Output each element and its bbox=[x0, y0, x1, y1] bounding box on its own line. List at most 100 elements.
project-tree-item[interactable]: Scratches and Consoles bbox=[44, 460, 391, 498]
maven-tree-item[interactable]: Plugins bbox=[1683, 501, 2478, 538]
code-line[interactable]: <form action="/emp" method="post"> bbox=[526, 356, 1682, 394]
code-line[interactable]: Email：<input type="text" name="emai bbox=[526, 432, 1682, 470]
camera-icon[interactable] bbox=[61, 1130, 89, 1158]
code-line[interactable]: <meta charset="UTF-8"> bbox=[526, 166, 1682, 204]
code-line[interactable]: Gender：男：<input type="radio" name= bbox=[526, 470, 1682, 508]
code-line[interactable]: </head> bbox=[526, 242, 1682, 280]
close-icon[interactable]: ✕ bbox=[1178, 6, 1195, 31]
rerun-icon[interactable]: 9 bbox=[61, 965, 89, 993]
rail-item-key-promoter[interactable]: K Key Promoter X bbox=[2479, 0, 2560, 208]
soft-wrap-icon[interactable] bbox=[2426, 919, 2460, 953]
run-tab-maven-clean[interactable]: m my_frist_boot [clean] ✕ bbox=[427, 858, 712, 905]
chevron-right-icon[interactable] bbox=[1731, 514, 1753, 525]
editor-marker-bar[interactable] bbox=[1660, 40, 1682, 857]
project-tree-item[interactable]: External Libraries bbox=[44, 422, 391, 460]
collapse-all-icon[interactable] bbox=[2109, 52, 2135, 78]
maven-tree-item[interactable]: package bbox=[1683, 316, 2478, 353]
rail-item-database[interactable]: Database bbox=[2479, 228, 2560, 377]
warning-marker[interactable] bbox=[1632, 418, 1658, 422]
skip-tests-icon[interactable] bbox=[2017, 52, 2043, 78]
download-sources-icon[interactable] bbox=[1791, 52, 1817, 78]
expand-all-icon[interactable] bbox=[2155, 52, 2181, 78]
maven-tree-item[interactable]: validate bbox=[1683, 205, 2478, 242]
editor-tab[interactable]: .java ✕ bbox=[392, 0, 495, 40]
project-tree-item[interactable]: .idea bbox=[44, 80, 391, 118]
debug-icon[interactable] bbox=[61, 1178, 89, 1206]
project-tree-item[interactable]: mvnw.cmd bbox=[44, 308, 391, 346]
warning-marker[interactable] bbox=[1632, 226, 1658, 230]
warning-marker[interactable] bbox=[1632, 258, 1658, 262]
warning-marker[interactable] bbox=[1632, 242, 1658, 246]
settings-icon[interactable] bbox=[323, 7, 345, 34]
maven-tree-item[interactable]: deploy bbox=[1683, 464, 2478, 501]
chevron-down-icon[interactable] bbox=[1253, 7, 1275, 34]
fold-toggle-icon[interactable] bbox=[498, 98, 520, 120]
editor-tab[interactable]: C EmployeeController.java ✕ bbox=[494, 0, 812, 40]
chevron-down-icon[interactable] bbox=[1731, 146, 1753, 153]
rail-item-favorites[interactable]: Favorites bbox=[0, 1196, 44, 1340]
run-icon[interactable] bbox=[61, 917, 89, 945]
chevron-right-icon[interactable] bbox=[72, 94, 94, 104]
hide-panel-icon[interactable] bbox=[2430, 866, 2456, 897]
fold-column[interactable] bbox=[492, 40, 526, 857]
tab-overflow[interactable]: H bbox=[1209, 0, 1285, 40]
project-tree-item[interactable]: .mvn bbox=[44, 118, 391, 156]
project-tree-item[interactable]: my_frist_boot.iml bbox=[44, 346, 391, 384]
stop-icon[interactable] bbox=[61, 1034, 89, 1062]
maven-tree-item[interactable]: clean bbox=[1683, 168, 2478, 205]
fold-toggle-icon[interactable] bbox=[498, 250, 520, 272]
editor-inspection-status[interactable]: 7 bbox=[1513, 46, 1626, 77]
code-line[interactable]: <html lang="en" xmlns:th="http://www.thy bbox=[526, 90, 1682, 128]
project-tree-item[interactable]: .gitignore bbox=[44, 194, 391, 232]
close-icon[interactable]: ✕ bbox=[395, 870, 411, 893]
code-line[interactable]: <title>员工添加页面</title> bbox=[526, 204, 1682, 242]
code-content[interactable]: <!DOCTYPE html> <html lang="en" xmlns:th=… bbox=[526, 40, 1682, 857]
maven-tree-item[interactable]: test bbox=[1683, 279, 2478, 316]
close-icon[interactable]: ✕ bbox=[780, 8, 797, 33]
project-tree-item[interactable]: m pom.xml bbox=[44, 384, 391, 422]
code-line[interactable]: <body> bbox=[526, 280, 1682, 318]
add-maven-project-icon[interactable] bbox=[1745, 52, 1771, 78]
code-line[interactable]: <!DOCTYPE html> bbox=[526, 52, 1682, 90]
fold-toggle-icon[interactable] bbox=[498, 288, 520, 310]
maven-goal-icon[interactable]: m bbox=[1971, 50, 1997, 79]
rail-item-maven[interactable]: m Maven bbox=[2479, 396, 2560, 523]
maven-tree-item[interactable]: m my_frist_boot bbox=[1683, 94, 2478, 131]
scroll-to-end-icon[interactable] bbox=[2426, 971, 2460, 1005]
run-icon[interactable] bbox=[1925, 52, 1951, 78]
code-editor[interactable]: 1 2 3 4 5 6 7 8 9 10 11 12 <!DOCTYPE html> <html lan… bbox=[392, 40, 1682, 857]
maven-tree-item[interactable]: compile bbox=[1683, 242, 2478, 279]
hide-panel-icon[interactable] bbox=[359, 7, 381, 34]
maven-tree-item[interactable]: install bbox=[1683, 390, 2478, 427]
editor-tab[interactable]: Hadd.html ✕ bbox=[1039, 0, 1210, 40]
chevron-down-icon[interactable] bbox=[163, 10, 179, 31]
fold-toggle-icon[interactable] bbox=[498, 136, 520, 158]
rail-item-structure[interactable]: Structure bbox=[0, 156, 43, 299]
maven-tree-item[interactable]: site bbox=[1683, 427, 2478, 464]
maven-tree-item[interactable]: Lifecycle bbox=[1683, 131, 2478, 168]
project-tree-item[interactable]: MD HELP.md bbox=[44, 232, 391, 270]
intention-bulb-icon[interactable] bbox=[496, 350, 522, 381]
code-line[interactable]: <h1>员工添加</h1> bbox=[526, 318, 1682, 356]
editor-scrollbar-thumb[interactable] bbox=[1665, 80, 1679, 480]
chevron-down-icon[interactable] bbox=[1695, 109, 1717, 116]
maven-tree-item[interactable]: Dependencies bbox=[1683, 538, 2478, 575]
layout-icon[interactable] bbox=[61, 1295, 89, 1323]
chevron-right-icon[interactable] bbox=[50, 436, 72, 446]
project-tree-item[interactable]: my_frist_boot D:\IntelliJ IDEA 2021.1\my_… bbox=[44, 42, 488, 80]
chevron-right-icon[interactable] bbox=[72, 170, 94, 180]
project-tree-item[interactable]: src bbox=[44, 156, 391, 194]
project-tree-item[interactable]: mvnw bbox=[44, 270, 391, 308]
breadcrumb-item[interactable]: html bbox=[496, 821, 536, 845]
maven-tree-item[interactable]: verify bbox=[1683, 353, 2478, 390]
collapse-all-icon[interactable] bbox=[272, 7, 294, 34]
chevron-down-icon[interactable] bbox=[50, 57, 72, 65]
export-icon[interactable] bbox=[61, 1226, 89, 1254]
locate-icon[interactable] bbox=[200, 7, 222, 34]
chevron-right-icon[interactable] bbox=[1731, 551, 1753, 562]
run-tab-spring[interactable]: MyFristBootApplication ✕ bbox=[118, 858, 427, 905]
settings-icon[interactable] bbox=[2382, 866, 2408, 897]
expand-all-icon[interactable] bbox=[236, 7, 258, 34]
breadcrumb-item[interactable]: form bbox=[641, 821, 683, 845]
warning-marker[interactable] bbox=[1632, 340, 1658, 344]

+++

- [DO THIS]: Copy every row above word for word.

- [THE ANSWER]:
Output each element and its bbox=[x0, y0, x1, y1] bounding box on its own line. List at most 100 elements.
project-tree-item[interactable]: Scratches and Consoles bbox=[44, 460, 391, 498]
maven-tree-item[interactable]: Plugins bbox=[1683, 501, 2478, 538]
code-line[interactable]: <form action="/emp" method="post"> bbox=[526, 356, 1682, 394]
code-line[interactable]: Email：<input type="text" name="emai bbox=[526, 432, 1682, 470]
camera-icon[interactable] bbox=[61, 1130, 89, 1158]
code-line[interactable]: <meta charset="UTF-8"> bbox=[526, 166, 1682, 204]
code-line[interactable]: Gender：男：<input type="radio" name= bbox=[526, 470, 1682, 508]
code-line[interactable]: </head> bbox=[526, 242, 1682, 280]
close-icon[interactable]: ✕ bbox=[1178, 6, 1195, 31]
rerun-icon[interactable]: 9 bbox=[61, 965, 89, 993]
rail-item-key-promoter[interactable]: K Key Promoter X bbox=[2479, 0, 2560, 208]
soft-wrap-icon[interactable] bbox=[2426, 919, 2460, 953]
run-tab-maven-clean[interactable]: m my_frist_boot [clean] ✕ bbox=[427, 858, 712, 905]
chevron-right-icon[interactable] bbox=[1731, 514, 1753, 525]
editor-marker-bar[interactable] bbox=[1660, 40, 1682, 857]
project-tree-item[interactable]: External Libraries bbox=[44, 422, 391, 460]
collapse-all-icon[interactable] bbox=[2109, 52, 2135, 78]
maven-tree-item[interactable]: package bbox=[1683, 316, 2478, 353]
rail-item-database[interactable]: Database bbox=[2479, 228, 2560, 377]
warning-marker[interactable] bbox=[1632, 418, 1658, 422]
skip-tests-icon[interactable] bbox=[2017, 52, 2043, 78]
download-sources-icon[interactable] bbox=[1791, 52, 1817, 78]
expand-all-icon[interactable] bbox=[2155, 52, 2181, 78]
maven-tree-item[interactable]: validate bbox=[1683, 205, 2478, 242]
editor-tab[interactable]: .java ✕ bbox=[392, 0, 495, 40]
project-tree-item[interactable]: .idea bbox=[44, 80, 391, 118]
debug-icon[interactable] bbox=[61, 1178, 89, 1206]
project-tree-item[interactable]: mvnw.cmd bbox=[44, 308, 391, 346]
warning-marker[interactable] bbox=[1632, 226, 1658, 230]
warning-marker[interactable] bbox=[1632, 258, 1658, 262]
warning-marker[interactable] bbox=[1632, 242, 1658, 246]
settings-icon[interactable] bbox=[323, 7, 345, 34]
maven-tree-item[interactable]: deploy bbox=[1683, 464, 2478, 501]
chevron-down-icon[interactable] bbox=[1253, 7, 1275, 34]
fold-toggle-icon[interactable] bbox=[498, 98, 520, 120]
editor-tab[interactable]: C EmployeeController.java ✕ bbox=[494, 0, 812, 40]
chevron-down-icon[interactable] bbox=[1731, 146, 1753, 153]
rail-item-favorites[interactable]: Favorites bbox=[0, 1196, 44, 1340]
run-icon[interactable] bbox=[61, 917, 89, 945]
chevron-right-icon[interactable] bbox=[72, 94, 94, 104]
hide-panel-icon[interactable] bbox=[2430, 866, 2456, 897]
fold-column[interactable] bbox=[492, 40, 526, 857]
tab-overflow[interactable]: H bbox=[1209, 0, 1285, 40]
project-tree-item[interactable]: .mvn bbox=[44, 118, 391, 156]
project-tree-item[interactable]: my_frist_boot.iml bbox=[44, 346, 391, 384]
stop-icon[interactable] bbox=[61, 1034, 89, 1062]
maven-tree-item[interactable]: clean bbox=[1683, 168, 2478, 205]
fold-toggle-icon[interactable] bbox=[498, 250, 520, 272]
editor-inspection-status[interactable]: 7 bbox=[1513, 46, 1626, 77]
code-line[interactable]: <html lang="en" xmlns:th="http://www.thy bbox=[526, 90, 1682, 128]
project-tree-item[interactable]: .gitignore bbox=[44, 194, 391, 232]
close-icon[interactable]: ✕ bbox=[395, 870, 411, 893]
code-line[interactable]: <title>员工添加页面</title> bbox=[526, 204, 1682, 242]
code-content[interactable]: <!DOCTYPE html> <html lang="en" xmlns:th=… bbox=[526, 40, 1682, 857]
maven-tree-item[interactable]: test bbox=[1683, 279, 2478, 316]
close-icon[interactable]: ✕ bbox=[780, 8, 797, 33]
project-tree-item[interactable]: m pom.xml bbox=[44, 384, 391, 422]
code-line[interactable]: <body> bbox=[526, 280, 1682, 318]
add-maven-project-icon[interactable] bbox=[1745, 52, 1771, 78]
code-line[interactable]: <!DOCTYPE html> bbox=[526, 52, 1682, 90]
fold-toggle-icon[interactable] bbox=[498, 288, 520, 310]
maven-goal-icon[interactable]: m bbox=[1971, 50, 1997, 79]
rail-item-maven[interactable]: m Maven bbox=[2479, 396, 2560, 523]
maven-tree-item[interactable]: m my_frist_boot bbox=[1683, 94, 2478, 131]
scroll-to-end-icon[interactable] bbox=[2426, 971, 2460, 1005]
run-icon[interactable] bbox=[1925, 52, 1951, 78]
code-editor[interactable]: 1 2 3 4 5 6 7 8 9 10 11 12 <!DOCTYPE html> <html lan… bbox=[392, 40, 1682, 857]
maven-tree-item[interactable]: compile bbox=[1683, 242, 2478, 279]
hide-panel-icon[interactable] bbox=[359, 7, 381, 34]
maven-tree-item[interactable]: install bbox=[1683, 390, 2478, 427]
editor-tab[interactable]: Hadd.html ✕ bbox=[1039, 0, 1210, 40]
chevron-down-icon[interactable] bbox=[163, 10, 179, 31]
fold-toggle-icon[interactable] bbox=[498, 136, 520, 158]
rail-item-structure[interactable]: Structure bbox=[0, 156, 43, 299]
maven-tree-item[interactable]: site bbox=[1683, 427, 2478, 464]
maven-tree-item[interactable]: Lifecycle bbox=[1683, 131, 2478, 168]
project-tree-item[interactable]: MD HELP.md bbox=[44, 232, 391, 270]
intention-bulb-icon[interactable] bbox=[496, 350, 522, 381]
code-line[interactable]: <h1>员工添加</h1> bbox=[526, 318, 1682, 356]
editor-scrollbar-thumb[interactable] bbox=[1665, 80, 1679, 480]
chevron-down-icon[interactable] bbox=[1695, 109, 1717, 116]
maven-tree-item[interactable]: Dependencies bbox=[1683, 538, 2478, 575]
layout-icon[interactable] bbox=[61, 1295, 89, 1323]
chevron-right-icon[interactable] bbox=[50, 436, 72, 446]
project-tree-item[interactable]: my_frist_boot D:\IntelliJ IDEA 2021.1\my_… bbox=[44, 42, 488, 80]
chevron-right-icon[interactable] bbox=[72, 170, 94, 180]
project-tree-item[interactable]: src bbox=[44, 156, 391, 194]
project-tree-item[interactable]: mvnw bbox=[44, 270, 391, 308]
breadcrumb-item[interactable]: html bbox=[496, 821, 536, 845]
maven-tree-item[interactable]: verify bbox=[1683, 353, 2478, 390]
collapse-all-icon[interactable] bbox=[272, 7, 294, 34]
chevron-down-icon[interactable] bbox=[50, 57, 72, 65]
export-icon[interactable] bbox=[61, 1226, 89, 1254]
locate-icon[interactable] bbox=[200, 7, 222, 34]
chevron-right-icon[interactable] bbox=[1731, 551, 1753, 562]
run-tab-spring[interactable]: MyFristBootApplication ✕ bbox=[118, 858, 427, 905]
settings-icon[interactable] bbox=[2382, 866, 2408, 897]
expand-all-icon[interactable] bbox=[236, 7, 258, 34]
breadcrumb-item[interactable]: form bbox=[641, 821, 683, 845]
warning-marker[interactable] bbox=[1632, 340, 1658, 344]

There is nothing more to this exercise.